Update the records below by changing every "macd-dot" to "macd-point", with all else unchanged. Leave the pictures out of your answer.
**********
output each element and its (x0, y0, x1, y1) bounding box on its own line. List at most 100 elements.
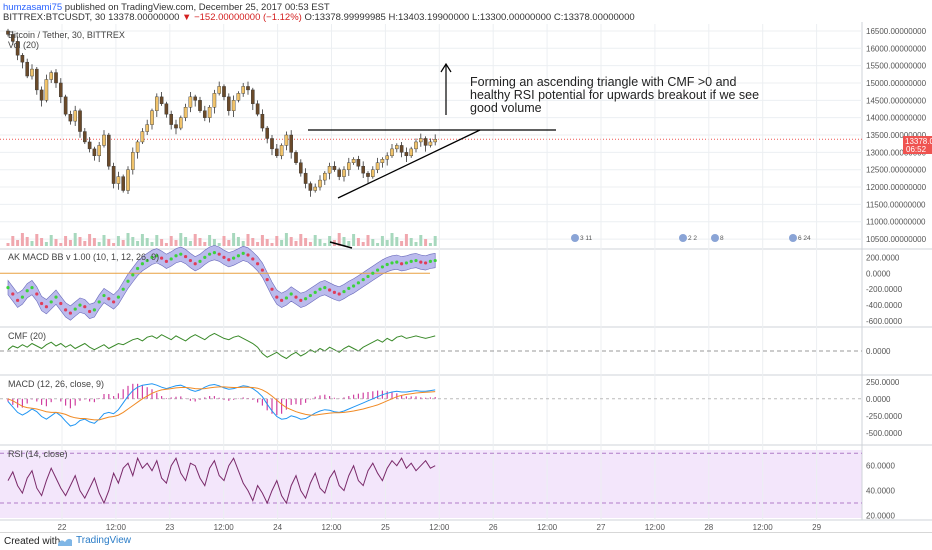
time-tick-label: 12:00 (537, 523, 558, 532)
macd-dot (361, 278, 365, 282)
macd-dot (97, 300, 101, 304)
candle (279, 145, 284, 157)
candle (25, 61, 30, 77)
macd-dot (54, 295, 58, 299)
symbol-label: BITTREX:BTCUSDT, 30 (3, 12, 106, 23)
candle (337, 169, 342, 177)
macd-dot (332, 290, 336, 294)
volume-bar (136, 241, 140, 246)
candle (73, 110, 77, 122)
author-link[interactable]: humzasami75 (3, 2, 63, 13)
volume-bar (294, 241, 298, 246)
macd-dot (92, 308, 96, 312)
candle (178, 117, 183, 129)
price-tick-label: 14500.00000000 (866, 96, 927, 105)
volume-bar (174, 240, 178, 246)
candle (294, 152, 298, 163)
indicator-tick-label: 20.0000 (866, 512, 895, 521)
macd-dot (83, 305, 87, 309)
candle (87, 141, 92, 150)
candle (126, 169, 130, 191)
volume-bar (356, 238, 360, 246)
indicator-tick-label: 200.0000 (866, 253, 900, 262)
candle (130, 152, 135, 170)
candle (361, 166, 366, 174)
volume-bar (169, 236, 173, 246)
rsi-plot (0, 452, 862, 505)
volume-trendline[interactable] (329, 241, 353, 249)
volume-bar (270, 243, 274, 246)
macd-dot (409, 259, 413, 263)
candle (97, 145, 101, 157)
candle (169, 113, 174, 125)
candle (423, 138, 428, 146)
macd-dot (265, 278, 269, 282)
price-tick-label: 15500.00000000 (866, 62, 927, 71)
macd-bb-plot (0, 245, 437, 321)
macd-dot (270, 287, 274, 291)
volume-bar (208, 235, 212, 246)
macd-dot (304, 297, 308, 301)
macd-dot (59, 301, 63, 306)
price-tick-label: 12000.00000000 (866, 183, 927, 192)
macd-dot (49, 300, 53, 304)
macd-dot (419, 260, 423, 264)
candle (371, 169, 375, 177)
price-tick-label: 12500.00000000 (866, 166, 927, 175)
macd-dot (121, 287, 125, 291)
macd-dot (188, 258, 192, 263)
signal-line (7, 386, 436, 421)
volume-bars (6, 233, 437, 246)
indicator-tick-label: 60.0000 (866, 462, 895, 471)
volume-bar (164, 243, 168, 246)
time-tick-label: 23 (165, 523, 174, 532)
volume-bar (371, 239, 375, 246)
volume-bar (251, 238, 255, 246)
candle (356, 159, 361, 167)
ohlc-line: BITTREX:BTCUSDT, 30 13378.00000000 ▼ −15… (3, 12, 635, 23)
candle (231, 100, 236, 111)
time-tick-label: 24 (273, 523, 282, 532)
macd-dot (73, 307, 77, 311)
chart-svg[interactable]: 10500.00000000 11000.00000000 11500.000000… (0, 0, 932, 532)
macd-dot (246, 253, 250, 257)
last-price: 13378.00000000 (108, 12, 180, 23)
candle (159, 96, 164, 104)
candle (15, 41, 20, 56)
candle (419, 138, 423, 143)
indicator-tick-label: -250.0000 (866, 412, 903, 421)
candle (102, 134, 106, 146)
candle (63, 96, 68, 115)
macd-dot (433, 258, 437, 263)
macd-dot (112, 300, 116, 304)
macd-dot (352, 284, 356, 288)
volume-bar (198, 238, 202, 246)
indicator-tick-label: 250.0000 (866, 378, 900, 387)
annotation-text[interactable]: Forming an ascending triangle with CMF >… (470, 75, 759, 115)
volume-bar (289, 237, 293, 246)
macd-dot (164, 259, 168, 263)
macd-dot (88, 309, 92, 314)
macd-dot (275, 295, 279, 299)
volume-bar (246, 234, 250, 246)
cmf-plot (0, 332, 862, 360)
indicator-tick-label: 0.0000 (866, 395, 891, 404)
candle (241, 86, 246, 94)
volume-bar (68, 240, 72, 246)
candle (255, 103, 260, 115)
tradingview-brand[interactable]: TradingView (76, 535, 132, 546)
support-trendline[interactable] (337, 129, 481, 199)
event-count: 3 11 (580, 235, 593, 242)
volume-bar (83, 241, 87, 246)
indicator-tick-label: 0.0000 (866, 347, 891, 356)
macd-dot (347, 286, 351, 290)
volume-bar (25, 237, 29, 246)
time-tick-label: 12:00 (645, 523, 666, 532)
macd-dot (116, 295, 120, 299)
macd-dot (227, 258, 231, 262)
last-price-tag-text: 13378.00000000 (905, 137, 932, 146)
volume-bar (361, 242, 365, 246)
macd-dot (217, 252, 221, 256)
volume-bar (256, 242, 260, 246)
candle (20, 55, 25, 63)
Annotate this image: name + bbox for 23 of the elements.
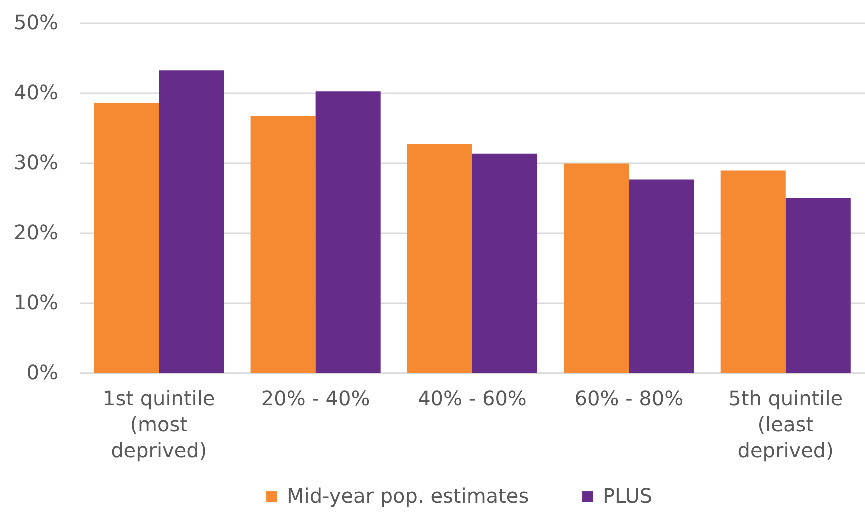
bar [250, 116, 316, 373]
y-tick-label: 50% [14, 10, 58, 34]
bar [159, 70, 224, 373]
y-tick-label: 10% [14, 290, 58, 314]
y-tick-label: 40% [14, 80, 58, 104]
bar [629, 180, 694, 373]
bar [720, 170, 786, 373]
bar [472, 154, 538, 373]
y-tick-label: 30% [14, 150, 58, 174]
legend-label: PLUS [603, 484, 653, 508]
x-tick-label: 20% - 40% [261, 386, 370, 410]
bar [316, 92, 381, 373]
legend-label: Mid-year pop. estimates [287, 484, 530, 508]
x-tick-label: 60% - 80% [574, 386, 684, 410]
x-tick-label: 40% - 60% [418, 386, 527, 410]
bar [94, 104, 160, 373]
x-tick-label: 1st quintile (most deprived) [103, 386, 216, 462]
x-tick-label: 5th quintile (least deprived) [728, 386, 844, 462]
bar [564, 164, 630, 373]
bar [407, 144, 472, 373]
y-tick-label: 20% [14, 220, 58, 244]
bar [786, 198, 851, 373]
y-tick-label: 0% [26, 360, 58, 384]
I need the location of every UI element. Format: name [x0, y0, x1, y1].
**********
◆ SOLUTION
output each element and its (x0, y0, x1, y1) bounding box on its own line. List at most 100 elements.
time-tick-label: 12:00 (537, 523, 558, 532)
macd-point (361, 278, 365, 282)
macd-point (97, 300, 101, 304)
candle (279, 145, 284, 157)
candle (25, 61, 30, 77)
macd-point (54, 295, 58, 299)
symbol-label: BITTREX:BTCUSDT, 30 (3, 12, 106, 23)
candle (337, 169, 342, 177)
macd-point (332, 290, 336, 294)
volume-bar (136, 241, 140, 246)
candle (73, 110, 77, 122)
author-link[interactable]: humzasami75 (3, 2, 63, 13)
volume-bar (294, 241, 298, 246)
macd-point (92, 308, 96, 312)
candle (178, 117, 183, 129)
price-tick-label: 14500.00000000 (866, 96, 927, 105)
volume-bar (174, 240, 178, 246)
candle (294, 152, 298, 163)
indicator-tick-label: 20.0000 (866, 512, 895, 521)
macd-point (83, 305, 87, 309)
candle (87, 141, 92, 150)
candle (126, 169, 130, 191)
volume-bar (356, 238, 360, 246)
indicator-tick-label: 200.0000 (866, 253, 900, 262)
candle (130, 152, 135, 170)
candle (361, 166, 366, 174)
volume-bar (169, 236, 173, 246)
rsi-plot (0, 452, 862, 505)
volume-trendline[interactable] (329, 241, 353, 249)
volume-bar (270, 243, 274, 246)
macd-point (409, 259, 413, 263)
candle (97, 145, 101, 157)
candle (169, 113, 174, 125)
candle (423, 138, 428, 146)
macd-point (265, 278, 269, 282)
price-tick-label: 15500.00000000 (866, 62, 927, 71)
macd-bb-plot (0, 245, 437, 321)
macd-point (270, 287, 274, 291)
volume-bar (208, 235, 212, 246)
macd-point (304, 297, 308, 301)
macd-point (59, 301, 63, 306)
price-tick-label: 12000.00000000 (866, 183, 927, 192)
macd-point (49, 300, 53, 304)
macd-point (419, 260, 423, 264)
candle (371, 169, 375, 177)
price-tick-label: 12500.00000000 (866, 166, 927, 175)
macd-point (121, 287, 125, 291)
macd-point (188, 258, 192, 263)
signal-line (7, 386, 436, 421)
volume-bars (6, 233, 437, 246)
indicator-tick-label: 60.0000 (866, 462, 895, 471)
volume-bar (164, 243, 168, 246)
time-tick-label: 23 (165, 523, 174, 532)
volume-bar (371, 239, 375, 246)
volume-bar (251, 238, 255, 246)
candle (356, 159, 361, 167)
ohlc-line: BITTREX:BTCUSDT, 30 13378.00000000 ▼ −15… (3, 12, 635, 23)
candle (231, 100, 236, 111)
time-tick-label: 24 (273, 523, 282, 532)
macd-point (73, 307, 77, 311)
chart-svg[interactable]: 10500.00000000 11000.00000000 11500.000000… (0, 0, 932, 532)
macd-point (246, 253, 250, 257)
last-price: 13378.00000000 (108, 12, 180, 23)
candle (159, 96, 164, 104)
candle (15, 41, 20, 56)
candle (419, 138, 423, 143)
indicator-tick-label: -250.0000 (866, 412, 903, 421)
candle (102, 134, 106, 146)
candle (63, 96, 68, 115)
macd-point (433, 258, 437, 263)
macd-point (112, 300, 116, 304)
macd-point (352, 284, 356, 288)
volume-bar (198, 238, 202, 246)
indicator-tick-label: 250.0000 (866, 378, 900, 387)
annotation-text[interactable]: Forming an ascending triangle with CMF >… (470, 75, 759, 115)
volume-bar (289, 237, 293, 246)
macd-point (164, 259, 168, 263)
macd-point (88, 309, 92, 314)
macd-point (275, 295, 279, 299)
volume-bar (246, 234, 250, 246)
cmf-plot (0, 332, 862, 360)
indicator-tick-label: 0.0000 (866, 395, 891, 404)
candle (241, 86, 246, 94)
volume-bar (68, 240, 72, 246)
candle (255, 103, 260, 115)
tradingview-brand[interactable]: TradingView (76, 535, 132, 546)
support-trendline[interactable] (337, 129, 481, 199)
event-count: 3 11 (580, 235, 593, 242)
volume-bar (83, 241, 87, 246)
indicator-tick-label: 0.0000 (866, 347, 891, 356)
macd-point (347, 286, 351, 290)
volume-bar (25, 237, 29, 246)
time-tick-label: 12:00 (645, 523, 666, 532)
macd-point (116, 295, 120, 299)
macd-point (227, 258, 231, 262)
last-price-tag-text: 13378.00000000 (905, 137, 932, 146)
volume-bar (361, 242, 365, 246)
macd-point (217, 252, 221, 256)
volume-bar (256, 242, 260, 246)
candle (20, 55, 25, 63)
Annotate this image: name + bbox for 23 of the elements.
bar [250, 116, 316, 373]
y-tick-label: 50% [14, 10, 58, 34]
bar [159, 70, 224, 373]
y-tick-label: 10% [14, 290, 58, 314]
y-tick-label: 40% [14, 80, 58, 104]
bar [629, 180, 694, 373]
bar [720, 170, 786, 373]
bar [472, 154, 538, 373]
y-tick-label: 30% [14, 150, 58, 174]
legend-label: PLUS [603, 484, 653, 508]
x-tick-label: 20% - 40% [261, 386, 370, 410]
bar [316, 92, 381, 373]
legend-label: Mid-year pop. estimates [287, 484, 530, 508]
x-tick-label: 60% - 80% [574, 386, 684, 410]
x-tick-label: 40% - 60% [418, 386, 527, 410]
bar [94, 104, 160, 373]
x-tick-label: 1st quintile (most deprived) [103, 386, 216, 462]
x-tick-label: 5th quintile (least deprived) [728, 386, 844, 462]
bar [564, 164, 630, 373]
bar [407, 144, 472, 373]
y-tick-label: 20% [14, 220, 58, 244]
bar [786, 198, 851, 373]
y-tick-label: 0% [26, 360, 58, 384]
I need the location of every UI element. Format: name [x0, y0, x1, y1].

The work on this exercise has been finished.